[Data entries]
● ● ● ●

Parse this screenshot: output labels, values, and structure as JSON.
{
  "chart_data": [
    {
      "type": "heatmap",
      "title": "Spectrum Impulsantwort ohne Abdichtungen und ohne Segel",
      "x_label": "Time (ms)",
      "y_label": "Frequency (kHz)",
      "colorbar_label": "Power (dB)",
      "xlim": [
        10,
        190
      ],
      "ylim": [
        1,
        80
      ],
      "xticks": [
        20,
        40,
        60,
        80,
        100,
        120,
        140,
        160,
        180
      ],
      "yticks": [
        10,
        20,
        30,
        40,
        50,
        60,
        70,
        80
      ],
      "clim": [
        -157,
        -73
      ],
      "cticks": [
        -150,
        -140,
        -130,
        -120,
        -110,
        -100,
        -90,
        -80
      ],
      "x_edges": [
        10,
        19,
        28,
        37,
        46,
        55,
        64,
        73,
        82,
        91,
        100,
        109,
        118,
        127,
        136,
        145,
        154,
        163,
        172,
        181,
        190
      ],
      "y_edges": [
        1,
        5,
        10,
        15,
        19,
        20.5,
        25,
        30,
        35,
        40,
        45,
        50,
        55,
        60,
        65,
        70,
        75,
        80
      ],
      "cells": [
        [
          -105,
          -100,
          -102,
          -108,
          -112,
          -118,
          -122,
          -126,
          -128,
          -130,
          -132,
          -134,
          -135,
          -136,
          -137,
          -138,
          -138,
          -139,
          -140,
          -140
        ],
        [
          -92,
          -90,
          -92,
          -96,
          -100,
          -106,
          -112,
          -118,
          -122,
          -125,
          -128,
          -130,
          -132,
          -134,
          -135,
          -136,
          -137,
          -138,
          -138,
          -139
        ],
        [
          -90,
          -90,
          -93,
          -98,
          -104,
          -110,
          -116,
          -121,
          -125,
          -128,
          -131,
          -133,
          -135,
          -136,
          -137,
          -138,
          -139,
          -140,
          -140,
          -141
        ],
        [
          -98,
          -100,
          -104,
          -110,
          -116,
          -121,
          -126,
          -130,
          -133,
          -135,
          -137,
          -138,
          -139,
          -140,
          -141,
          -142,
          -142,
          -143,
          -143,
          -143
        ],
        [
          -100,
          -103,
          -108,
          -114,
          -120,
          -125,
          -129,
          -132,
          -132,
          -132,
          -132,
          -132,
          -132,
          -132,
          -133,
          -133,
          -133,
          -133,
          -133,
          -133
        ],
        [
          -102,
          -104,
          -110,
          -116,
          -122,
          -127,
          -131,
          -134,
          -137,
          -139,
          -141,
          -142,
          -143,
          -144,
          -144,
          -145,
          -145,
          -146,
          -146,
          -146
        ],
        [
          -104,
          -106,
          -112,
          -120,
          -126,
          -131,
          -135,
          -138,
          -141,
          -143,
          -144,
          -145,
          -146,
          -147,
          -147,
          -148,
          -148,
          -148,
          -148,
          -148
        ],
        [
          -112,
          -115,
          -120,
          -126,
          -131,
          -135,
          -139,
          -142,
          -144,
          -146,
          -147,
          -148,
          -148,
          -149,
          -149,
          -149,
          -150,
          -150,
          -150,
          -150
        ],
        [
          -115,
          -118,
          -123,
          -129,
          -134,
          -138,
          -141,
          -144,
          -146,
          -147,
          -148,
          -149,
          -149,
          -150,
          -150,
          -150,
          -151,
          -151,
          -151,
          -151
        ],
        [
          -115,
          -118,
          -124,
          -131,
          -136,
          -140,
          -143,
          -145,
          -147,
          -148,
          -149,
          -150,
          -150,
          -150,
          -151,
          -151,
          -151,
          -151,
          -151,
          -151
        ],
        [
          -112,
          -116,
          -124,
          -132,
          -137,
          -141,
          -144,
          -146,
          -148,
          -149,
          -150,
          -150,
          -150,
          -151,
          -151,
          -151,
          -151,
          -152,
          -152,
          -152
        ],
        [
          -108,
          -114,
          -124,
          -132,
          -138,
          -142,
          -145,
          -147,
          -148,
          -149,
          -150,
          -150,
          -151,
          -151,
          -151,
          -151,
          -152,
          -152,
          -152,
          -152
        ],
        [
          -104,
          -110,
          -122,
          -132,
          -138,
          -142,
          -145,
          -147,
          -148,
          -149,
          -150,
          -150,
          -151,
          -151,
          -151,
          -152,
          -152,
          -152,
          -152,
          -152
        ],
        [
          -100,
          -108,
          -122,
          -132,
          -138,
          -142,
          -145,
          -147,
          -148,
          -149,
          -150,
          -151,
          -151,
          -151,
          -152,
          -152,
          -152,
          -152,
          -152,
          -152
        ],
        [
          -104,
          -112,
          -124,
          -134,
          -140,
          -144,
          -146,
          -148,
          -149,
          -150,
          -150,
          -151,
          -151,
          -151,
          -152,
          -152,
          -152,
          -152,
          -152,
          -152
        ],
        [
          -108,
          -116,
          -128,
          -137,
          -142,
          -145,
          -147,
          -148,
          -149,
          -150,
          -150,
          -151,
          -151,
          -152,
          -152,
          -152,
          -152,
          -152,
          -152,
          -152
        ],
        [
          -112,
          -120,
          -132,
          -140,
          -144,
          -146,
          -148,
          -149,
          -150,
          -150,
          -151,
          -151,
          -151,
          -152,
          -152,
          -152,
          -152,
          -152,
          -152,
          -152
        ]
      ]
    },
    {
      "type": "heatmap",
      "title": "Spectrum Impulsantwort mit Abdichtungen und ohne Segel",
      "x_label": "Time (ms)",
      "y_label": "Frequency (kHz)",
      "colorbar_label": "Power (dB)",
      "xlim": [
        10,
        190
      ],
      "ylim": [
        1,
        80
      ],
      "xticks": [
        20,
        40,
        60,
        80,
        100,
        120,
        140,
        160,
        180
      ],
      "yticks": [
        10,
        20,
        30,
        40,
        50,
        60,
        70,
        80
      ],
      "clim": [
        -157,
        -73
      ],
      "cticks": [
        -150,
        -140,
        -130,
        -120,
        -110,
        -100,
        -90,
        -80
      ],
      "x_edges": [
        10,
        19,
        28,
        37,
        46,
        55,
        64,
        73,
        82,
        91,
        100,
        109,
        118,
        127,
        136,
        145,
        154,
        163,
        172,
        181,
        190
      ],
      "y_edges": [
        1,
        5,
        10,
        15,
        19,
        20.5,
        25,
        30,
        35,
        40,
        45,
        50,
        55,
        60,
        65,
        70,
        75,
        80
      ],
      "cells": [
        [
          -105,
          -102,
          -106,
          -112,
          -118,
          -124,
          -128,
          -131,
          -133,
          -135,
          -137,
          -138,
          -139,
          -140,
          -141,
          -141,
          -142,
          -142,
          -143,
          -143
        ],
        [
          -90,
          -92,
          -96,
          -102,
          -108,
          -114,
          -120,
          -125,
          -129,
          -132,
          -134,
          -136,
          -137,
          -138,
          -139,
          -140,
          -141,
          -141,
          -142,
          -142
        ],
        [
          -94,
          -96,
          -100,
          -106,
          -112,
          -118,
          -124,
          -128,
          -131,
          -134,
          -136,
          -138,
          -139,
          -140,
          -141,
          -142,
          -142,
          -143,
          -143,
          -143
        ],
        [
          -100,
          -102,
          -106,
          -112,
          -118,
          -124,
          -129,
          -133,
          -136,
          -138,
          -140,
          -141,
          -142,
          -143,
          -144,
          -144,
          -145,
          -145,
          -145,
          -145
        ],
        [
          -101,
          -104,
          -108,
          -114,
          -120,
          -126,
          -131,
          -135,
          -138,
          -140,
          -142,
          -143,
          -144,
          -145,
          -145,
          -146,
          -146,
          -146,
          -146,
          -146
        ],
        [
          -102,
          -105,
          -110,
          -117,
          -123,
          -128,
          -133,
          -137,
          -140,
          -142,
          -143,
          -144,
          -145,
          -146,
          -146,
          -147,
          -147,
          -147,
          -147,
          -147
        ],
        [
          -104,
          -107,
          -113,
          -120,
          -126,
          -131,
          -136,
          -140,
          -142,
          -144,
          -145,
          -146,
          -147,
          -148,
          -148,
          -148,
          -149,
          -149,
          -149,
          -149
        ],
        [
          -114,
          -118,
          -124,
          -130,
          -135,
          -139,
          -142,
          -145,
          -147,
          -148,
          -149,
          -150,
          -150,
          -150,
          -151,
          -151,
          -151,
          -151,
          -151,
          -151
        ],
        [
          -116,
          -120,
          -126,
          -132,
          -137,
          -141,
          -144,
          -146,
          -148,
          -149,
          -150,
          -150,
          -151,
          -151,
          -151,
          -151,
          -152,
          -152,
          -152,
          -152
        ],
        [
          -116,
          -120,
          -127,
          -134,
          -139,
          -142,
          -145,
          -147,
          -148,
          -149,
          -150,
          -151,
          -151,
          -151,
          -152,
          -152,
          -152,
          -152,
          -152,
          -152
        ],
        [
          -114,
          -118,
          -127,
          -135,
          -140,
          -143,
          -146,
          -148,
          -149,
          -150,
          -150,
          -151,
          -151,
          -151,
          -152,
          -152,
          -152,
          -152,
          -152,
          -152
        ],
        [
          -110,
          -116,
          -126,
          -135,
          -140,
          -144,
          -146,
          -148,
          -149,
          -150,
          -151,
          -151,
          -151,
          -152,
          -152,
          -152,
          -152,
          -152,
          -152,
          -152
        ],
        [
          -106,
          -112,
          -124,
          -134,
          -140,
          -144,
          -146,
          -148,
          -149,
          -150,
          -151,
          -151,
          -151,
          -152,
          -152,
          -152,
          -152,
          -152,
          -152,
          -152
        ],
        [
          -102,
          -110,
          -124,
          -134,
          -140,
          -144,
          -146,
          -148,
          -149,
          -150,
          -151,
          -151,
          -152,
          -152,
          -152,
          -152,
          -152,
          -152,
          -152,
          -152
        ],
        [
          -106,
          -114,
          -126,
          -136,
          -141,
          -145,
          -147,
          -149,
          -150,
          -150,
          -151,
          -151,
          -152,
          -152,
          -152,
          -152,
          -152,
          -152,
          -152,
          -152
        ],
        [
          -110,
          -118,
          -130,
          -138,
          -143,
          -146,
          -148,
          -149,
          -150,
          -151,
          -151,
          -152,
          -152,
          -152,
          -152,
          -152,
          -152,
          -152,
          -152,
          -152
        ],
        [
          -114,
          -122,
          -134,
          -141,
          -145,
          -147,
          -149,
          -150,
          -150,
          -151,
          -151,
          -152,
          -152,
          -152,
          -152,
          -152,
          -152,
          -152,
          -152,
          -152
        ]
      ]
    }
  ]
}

● ● ● ●

Problem statement.
Count how many lines of the material hold the string "Impulsantwort". Give the number and nothing more.

Problem solution.
2